> _What the exercise asks_: Repeat the entire listing exactly.

::: Data rows

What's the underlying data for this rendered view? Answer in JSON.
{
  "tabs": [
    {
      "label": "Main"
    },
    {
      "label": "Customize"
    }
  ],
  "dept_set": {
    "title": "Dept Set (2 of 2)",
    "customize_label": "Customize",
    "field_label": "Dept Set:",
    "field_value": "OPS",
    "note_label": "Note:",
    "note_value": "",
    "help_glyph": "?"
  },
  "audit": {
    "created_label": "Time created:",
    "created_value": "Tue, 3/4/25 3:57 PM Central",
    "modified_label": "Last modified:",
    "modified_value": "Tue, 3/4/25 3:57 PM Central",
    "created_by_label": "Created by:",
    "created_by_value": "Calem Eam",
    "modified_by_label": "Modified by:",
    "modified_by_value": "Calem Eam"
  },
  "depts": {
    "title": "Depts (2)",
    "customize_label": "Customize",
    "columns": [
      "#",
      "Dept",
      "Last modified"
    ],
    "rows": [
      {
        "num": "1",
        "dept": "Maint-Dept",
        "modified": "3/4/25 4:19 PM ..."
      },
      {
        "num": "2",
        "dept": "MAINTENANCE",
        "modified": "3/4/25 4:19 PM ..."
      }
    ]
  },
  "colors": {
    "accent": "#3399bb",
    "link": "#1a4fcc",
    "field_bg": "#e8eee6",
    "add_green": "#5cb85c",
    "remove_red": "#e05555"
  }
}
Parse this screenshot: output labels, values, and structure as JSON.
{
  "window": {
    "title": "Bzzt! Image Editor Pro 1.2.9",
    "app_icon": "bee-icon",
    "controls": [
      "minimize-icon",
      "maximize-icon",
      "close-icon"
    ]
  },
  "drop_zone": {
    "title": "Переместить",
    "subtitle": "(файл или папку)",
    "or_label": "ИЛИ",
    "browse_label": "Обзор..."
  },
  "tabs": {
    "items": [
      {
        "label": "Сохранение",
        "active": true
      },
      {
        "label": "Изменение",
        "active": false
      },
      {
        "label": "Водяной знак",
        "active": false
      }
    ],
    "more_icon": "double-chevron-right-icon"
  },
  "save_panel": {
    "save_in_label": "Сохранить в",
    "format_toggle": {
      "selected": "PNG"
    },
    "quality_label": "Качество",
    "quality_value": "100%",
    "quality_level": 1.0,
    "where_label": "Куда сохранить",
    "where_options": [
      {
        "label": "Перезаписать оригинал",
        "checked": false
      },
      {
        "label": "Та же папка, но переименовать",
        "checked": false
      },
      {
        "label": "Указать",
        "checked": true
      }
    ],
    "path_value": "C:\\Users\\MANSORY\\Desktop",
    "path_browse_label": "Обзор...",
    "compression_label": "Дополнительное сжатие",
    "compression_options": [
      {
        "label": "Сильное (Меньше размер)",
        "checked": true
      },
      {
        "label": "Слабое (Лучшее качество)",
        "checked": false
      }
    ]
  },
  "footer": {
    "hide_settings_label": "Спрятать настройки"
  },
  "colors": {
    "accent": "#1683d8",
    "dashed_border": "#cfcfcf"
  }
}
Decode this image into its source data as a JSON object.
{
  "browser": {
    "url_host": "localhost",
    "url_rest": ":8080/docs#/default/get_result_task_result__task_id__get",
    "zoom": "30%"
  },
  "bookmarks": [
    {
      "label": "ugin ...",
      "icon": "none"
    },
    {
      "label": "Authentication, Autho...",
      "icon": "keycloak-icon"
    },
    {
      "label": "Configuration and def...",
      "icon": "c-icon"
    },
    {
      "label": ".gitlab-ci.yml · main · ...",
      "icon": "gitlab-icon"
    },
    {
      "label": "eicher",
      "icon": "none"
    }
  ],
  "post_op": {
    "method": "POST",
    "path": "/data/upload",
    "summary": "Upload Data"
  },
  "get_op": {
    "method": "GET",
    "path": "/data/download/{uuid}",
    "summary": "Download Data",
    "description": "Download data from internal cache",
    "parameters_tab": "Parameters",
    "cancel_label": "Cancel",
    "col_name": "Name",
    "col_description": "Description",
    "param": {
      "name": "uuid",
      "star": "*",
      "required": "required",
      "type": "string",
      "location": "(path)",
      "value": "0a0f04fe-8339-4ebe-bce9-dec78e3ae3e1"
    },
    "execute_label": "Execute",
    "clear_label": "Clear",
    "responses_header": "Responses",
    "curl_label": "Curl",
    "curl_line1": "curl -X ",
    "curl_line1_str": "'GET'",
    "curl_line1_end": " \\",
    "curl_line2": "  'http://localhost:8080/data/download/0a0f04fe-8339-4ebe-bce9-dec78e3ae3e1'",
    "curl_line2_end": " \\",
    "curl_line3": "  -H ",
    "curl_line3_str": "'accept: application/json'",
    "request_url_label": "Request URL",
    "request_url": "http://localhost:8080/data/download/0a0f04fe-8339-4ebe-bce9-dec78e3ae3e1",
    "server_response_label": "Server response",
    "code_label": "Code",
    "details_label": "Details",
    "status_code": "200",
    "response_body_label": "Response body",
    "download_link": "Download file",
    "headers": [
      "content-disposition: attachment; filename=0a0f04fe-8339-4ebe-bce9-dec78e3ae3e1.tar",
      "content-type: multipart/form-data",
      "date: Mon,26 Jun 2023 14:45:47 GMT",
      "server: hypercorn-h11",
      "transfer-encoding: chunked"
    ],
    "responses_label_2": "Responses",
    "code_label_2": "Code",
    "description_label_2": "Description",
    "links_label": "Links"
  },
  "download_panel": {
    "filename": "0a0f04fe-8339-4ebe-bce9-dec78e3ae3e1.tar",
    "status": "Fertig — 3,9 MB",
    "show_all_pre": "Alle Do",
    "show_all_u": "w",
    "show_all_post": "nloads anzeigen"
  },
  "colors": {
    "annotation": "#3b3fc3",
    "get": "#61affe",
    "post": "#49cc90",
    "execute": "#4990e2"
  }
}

::::::

> _Written answer_:
What's the underlying data for this rendered view? Answer in JSON.
{
  "tabs": [
    {
      "label": "Main"
    },
    {
      "label": "Customize"
    }
  ],
  "dept_set": {
    "title": "Dept Set (2 of 2)",
    "customize_label": "Customize",
    "field_label": "Dept Set:",
    "field_value": "OPS",
    "note_label": "Note:",
    "note_value": "",
    "help_glyph": "?"
  },
  "audit": {
    "created_label": "Time created:",
    "created_value": "Tue, 3/4/25 3:57 PM Central",
    "modified_label": "Last modified:",
    "modified_value": "Tue, 3/4/25 3:57 PM Central",
    "created_by_label": "Created by:",
    "created_by_value": "Calem Eam",
    "modified_by_label": "Modified by:",
    "modified_by_value": "Calem Eam"
  },
  "depts": {
    "title": "Depts (2)",
    "customize_label": "Customize",
    "columns": [
      "#",
      "Dept",
      "Last modified"
    ],
    "rows": [
      {
        "num": "1",
        "dept": "Maint-Dept",
        "modified": "3/4/25 4:19 PM ..."
      },
      {
        "num": "2",
        "dept": "MAINTENANCE",
        "modified": "3/4/25 4:19 PM ..."
      }
    ]
  },
  "colors": {
    "accent": "#3399bb",
    "link": "#1a4fcc",
    "field_bg": "#e8eee6",
    "add_green": "#5cb85c",
    "remove_red": "#e05555"
  }
}
Parse this screenshot: output labels, values, and structure as JSON.
{
  "window": {
    "title": "Bzzt! Image Editor Pro 1.2.9",
    "app_icon": "bee-icon",
    "controls": [
      "minimize-icon",
      "maximize-icon",
      "close-icon"
    ]
  },
  "drop_zone": {
    "title": "Переместить",
    "subtitle": "(файл или папку)",
    "or_label": "ИЛИ",
    "browse_label": "Обзор..."
  },
  "tabs": {
    "items": [
      {
        "label": "Сохранение",
        "active": true
      },
      {
        "label": "Изменение",
        "active": false
      },
      {
        "label": "Водяной знак",
        "active": false
      }
    ],
    "more_icon": "double-chevron-right-icon"
  },
  "save_panel": {
    "save_in_label": "Сохранить в",
    "format_toggle": {
      "selected": "PNG"
    },
    "quality_label": "Качество",
    "quality_value": "100%",
    "quality_level": 1.0,
    "where_label": "Куда сохранить",
    "where_options": [
      {
        "label": "Перезаписать оригинал",
        "checked": false
      },
      {
        "label": "Та же папка, но переименовать",
        "checked": false
      },
      {
        "label": "Указать",
        "checked": true
      }
    ],
    "path_value": "C:\\Users\\MANSORY\\Desktop",
    "path_browse_label": "Обзор...",
    "compression_label": "Дополнительное сжатие",
    "compression_options": [
      {
        "label": "Сильное (Меньше размер)",
        "checked": true
      },
      {
        "label": "Слабое (Лучшее качество)",
        "checked": false
      }
    ]
  },
  "footer": {
    "hide_settings_label": "Спрятать настройки"
  },
  "colors": {
    "accent": "#1683d8",
    "dashed_border": "#cfcfcf"
  }
}
Decode this image into its source data as a JSON object.
{
  "browser": {
    "url_host": "localhost",
    "url_rest": ":8080/docs#/default/get_result_task_result__task_id__get",
    "zoom": "30%"
  },
  "bookmarks": [
    {
      "label": "ugin ...",
      "icon": "none"
    },
    {
      "label": "Authentication, Autho...",
      "icon": "keycloak-icon"
    },
    {
      "label": "Configuration and def...",
      "icon": "c-icon"
    },
    {
      "label": ".gitlab-ci.yml · main · ...",
      "icon": "gitlab-icon"
    },
    {
      "label": "eicher",
      "icon": "none"
    }
  ],
  "post_op": {
    "method": "POST",
    "path": "/data/upload",
    "summary": "Upload Data"
  },
  "get_op": {
    "method": "GET",
    "path": "/data/download/{uuid}",
    "summary": "Download Data",
    "description": "Download data from internal cache",
    "parameters_tab": "Parameters",
    "cancel_label": "Cancel",
    "col_name": "Name",
    "col_description": "Description",
    "param": {
      "name": "uuid",
      "star": "*",
      "required": "required",
      "type": "string",
      "location": "(path)",
      "value": "0a0f04fe-8339-4ebe-bce9-dec78e3ae3e1"
    },
    "execute_label": "Execute",
    "clear_label": "Clear",
    "responses_header": "Responses",
    "curl_label": "Curl",
    "curl_line1": "curl -X ",
    "curl_line1_str": "'GET'",
    "curl_line1_end": " \\",
    "curl_line2": "  'http://localhost:8080/data/download/0a0f04fe-8339-4ebe-bce9-dec78e3ae3e1'",
    "curl_line2_end": " \\",
    "curl_line3": "  -H ",
    "curl_line3_str": "'accept: application/json'",
    "request_url_label": "Request URL",
    "request_url": "http://localhost:8080/data/download/0a0f04fe-8339-4ebe-bce9-dec78e3ae3e1",
    "server_response_label": "Server response",
    "code_label": "Code",
    "details_label": "Details",
    "status_code": "200",
    "response_body_label": "Response body",
    "download_link": "Download file",
    "headers": [
      "content-disposition: attachment; filename=0a0f04fe-8339-4ebe-bce9-dec78e3ae3e1.tar",
      "content-type: multipart/form-data",
      "date: Mon,26 Jun 2023 14:45:47 GMT",
      "server: hypercorn-h11",
      "transfer-encoding: chunked"
    ],
    "responses_label_2": "Responses",
    "code_label_2": "Code",
    "description_label_2": "Description",
    "links_label": "Links"
  },
  "download_panel": {
    "filename": "0a0f04fe-8339-4ebe-bce9-dec78e3ae3e1.tar",
    "status": "Fertig — 3,9 MB",
    "show_all_pre": "Alle Do",
    "show_all_u": "w",
    "show_all_post": "nloads anzeigen"
  },
  "colors": {
    "annotation": "#3b3fc3",
    "get": "#61affe",
    "post": "#49cc90",
    "execute": "#4990e2"
  }
}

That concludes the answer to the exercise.